(Source records)
□ □ □ □ □

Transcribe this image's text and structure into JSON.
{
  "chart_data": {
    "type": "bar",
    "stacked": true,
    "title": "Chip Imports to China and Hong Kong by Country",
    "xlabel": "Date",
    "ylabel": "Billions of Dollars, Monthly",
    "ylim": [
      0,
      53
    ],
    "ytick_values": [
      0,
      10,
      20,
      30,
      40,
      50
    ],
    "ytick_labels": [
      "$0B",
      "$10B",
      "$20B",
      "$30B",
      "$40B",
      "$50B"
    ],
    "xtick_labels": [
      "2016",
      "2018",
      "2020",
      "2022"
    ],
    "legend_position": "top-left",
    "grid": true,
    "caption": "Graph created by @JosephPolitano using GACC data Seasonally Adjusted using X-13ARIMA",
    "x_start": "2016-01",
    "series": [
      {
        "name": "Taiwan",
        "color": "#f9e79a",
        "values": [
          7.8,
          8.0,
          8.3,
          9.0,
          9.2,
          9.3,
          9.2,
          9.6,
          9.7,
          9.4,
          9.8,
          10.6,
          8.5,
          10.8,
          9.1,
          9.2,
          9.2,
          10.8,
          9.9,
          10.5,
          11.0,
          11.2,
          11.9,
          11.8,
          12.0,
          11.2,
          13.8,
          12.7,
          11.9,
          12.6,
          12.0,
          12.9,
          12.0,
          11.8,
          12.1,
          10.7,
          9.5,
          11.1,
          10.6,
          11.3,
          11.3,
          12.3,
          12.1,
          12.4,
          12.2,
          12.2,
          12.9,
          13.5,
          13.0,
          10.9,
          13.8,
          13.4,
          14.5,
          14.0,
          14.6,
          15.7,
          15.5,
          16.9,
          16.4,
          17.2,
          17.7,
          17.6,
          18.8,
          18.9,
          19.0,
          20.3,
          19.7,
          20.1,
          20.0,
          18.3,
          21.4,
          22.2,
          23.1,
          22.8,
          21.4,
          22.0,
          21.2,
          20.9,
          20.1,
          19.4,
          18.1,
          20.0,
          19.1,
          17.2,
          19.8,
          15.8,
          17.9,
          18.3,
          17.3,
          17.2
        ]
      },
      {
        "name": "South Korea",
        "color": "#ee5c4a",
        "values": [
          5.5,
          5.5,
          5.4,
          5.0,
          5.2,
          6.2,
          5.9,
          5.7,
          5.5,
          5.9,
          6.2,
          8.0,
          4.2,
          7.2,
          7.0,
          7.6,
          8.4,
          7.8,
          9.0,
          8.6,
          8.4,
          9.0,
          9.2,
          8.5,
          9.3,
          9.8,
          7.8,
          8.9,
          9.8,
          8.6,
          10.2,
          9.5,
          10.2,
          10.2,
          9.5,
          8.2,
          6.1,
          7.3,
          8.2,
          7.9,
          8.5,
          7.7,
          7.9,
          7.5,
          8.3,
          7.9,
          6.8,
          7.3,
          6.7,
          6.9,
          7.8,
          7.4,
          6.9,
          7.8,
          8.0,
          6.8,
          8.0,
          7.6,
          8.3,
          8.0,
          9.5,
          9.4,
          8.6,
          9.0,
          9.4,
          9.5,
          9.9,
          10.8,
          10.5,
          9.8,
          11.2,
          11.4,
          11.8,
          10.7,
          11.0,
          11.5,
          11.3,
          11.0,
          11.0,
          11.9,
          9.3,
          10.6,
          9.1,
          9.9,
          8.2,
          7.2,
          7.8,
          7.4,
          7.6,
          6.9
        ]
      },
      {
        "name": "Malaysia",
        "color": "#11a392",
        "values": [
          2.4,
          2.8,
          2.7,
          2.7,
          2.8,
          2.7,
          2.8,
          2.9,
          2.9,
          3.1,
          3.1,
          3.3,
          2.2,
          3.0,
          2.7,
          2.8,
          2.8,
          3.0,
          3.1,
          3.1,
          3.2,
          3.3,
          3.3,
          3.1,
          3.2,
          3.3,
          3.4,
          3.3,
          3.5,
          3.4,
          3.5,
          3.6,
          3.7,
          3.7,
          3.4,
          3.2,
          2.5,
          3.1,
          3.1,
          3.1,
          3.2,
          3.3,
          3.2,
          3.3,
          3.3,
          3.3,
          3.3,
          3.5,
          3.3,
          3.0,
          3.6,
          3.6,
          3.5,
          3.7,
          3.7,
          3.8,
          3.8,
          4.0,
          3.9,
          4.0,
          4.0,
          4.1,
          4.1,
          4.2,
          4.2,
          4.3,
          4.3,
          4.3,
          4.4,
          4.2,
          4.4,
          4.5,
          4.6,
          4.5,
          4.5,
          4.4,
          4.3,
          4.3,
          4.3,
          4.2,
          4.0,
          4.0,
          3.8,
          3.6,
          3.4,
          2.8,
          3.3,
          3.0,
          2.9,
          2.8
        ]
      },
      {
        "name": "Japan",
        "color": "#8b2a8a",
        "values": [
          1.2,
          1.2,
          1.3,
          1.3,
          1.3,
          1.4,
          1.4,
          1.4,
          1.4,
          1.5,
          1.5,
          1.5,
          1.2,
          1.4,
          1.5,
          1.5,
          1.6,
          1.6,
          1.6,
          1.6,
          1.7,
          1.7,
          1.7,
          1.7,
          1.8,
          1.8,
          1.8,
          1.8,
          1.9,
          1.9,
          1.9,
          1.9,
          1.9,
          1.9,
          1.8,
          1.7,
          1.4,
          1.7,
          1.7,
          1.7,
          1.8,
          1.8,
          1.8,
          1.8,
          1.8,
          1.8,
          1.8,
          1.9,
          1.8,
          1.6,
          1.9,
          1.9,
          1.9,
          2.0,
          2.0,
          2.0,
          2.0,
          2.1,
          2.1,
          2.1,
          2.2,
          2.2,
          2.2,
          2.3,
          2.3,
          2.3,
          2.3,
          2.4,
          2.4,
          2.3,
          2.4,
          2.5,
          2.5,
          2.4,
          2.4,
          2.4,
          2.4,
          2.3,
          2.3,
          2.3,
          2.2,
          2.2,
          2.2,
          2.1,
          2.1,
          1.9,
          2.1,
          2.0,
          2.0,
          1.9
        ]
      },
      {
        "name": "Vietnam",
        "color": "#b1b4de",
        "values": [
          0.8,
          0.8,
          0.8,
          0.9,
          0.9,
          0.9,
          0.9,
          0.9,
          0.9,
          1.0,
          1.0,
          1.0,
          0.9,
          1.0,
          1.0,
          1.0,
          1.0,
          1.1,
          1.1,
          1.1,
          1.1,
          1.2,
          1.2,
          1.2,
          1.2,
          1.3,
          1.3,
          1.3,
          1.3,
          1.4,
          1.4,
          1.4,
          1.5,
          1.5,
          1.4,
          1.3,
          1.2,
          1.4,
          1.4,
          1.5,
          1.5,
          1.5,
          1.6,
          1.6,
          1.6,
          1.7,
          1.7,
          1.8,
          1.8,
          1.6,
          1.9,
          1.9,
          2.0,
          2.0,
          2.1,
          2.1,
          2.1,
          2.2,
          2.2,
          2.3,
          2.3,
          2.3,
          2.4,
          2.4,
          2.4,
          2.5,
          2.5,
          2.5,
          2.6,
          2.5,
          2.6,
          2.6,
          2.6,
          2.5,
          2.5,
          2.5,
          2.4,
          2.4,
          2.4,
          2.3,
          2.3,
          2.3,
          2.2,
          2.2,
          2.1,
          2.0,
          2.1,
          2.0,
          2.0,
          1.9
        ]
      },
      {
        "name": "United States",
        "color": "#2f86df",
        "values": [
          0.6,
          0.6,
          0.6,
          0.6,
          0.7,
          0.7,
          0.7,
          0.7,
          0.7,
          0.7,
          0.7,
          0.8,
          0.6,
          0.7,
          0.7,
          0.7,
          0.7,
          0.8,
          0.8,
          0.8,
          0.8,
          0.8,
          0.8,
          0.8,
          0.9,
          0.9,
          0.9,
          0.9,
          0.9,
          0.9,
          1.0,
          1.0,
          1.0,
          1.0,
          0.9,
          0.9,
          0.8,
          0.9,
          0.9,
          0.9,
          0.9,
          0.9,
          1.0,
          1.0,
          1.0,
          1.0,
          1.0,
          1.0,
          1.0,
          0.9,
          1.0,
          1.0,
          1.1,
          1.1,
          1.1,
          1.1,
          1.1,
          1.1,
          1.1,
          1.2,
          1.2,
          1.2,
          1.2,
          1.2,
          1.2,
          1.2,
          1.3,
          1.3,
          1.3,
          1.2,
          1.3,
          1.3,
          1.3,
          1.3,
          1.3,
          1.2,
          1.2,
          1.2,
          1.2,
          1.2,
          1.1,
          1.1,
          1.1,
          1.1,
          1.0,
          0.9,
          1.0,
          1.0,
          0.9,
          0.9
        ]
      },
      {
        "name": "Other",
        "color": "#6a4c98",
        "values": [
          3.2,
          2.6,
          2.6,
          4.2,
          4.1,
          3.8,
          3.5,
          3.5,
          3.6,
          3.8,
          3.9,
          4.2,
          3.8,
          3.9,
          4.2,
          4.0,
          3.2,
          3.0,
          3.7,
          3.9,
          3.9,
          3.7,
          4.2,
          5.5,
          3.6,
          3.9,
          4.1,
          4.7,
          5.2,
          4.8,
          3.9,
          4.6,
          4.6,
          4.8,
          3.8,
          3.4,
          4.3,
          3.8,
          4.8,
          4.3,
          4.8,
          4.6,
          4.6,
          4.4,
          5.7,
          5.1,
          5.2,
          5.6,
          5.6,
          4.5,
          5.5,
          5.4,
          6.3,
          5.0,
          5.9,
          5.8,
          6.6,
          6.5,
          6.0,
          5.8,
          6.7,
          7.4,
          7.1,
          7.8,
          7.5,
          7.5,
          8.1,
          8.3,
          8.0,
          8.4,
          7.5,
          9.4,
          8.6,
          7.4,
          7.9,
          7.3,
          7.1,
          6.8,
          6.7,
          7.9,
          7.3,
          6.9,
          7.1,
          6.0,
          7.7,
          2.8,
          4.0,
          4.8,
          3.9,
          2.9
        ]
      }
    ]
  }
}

□ □ □ □ □

→ Exercise prompt
Return all lines with the word "color" in them.

→ Answer to the task
        "color": "#f9e79a",
        "color": "#ee5c4a",
        "color": "#11a392",
        "color": "#8b2a8a",
        "color": "#b1b4de",
        "color": "#2f86df",
        "color": "#6a4c98",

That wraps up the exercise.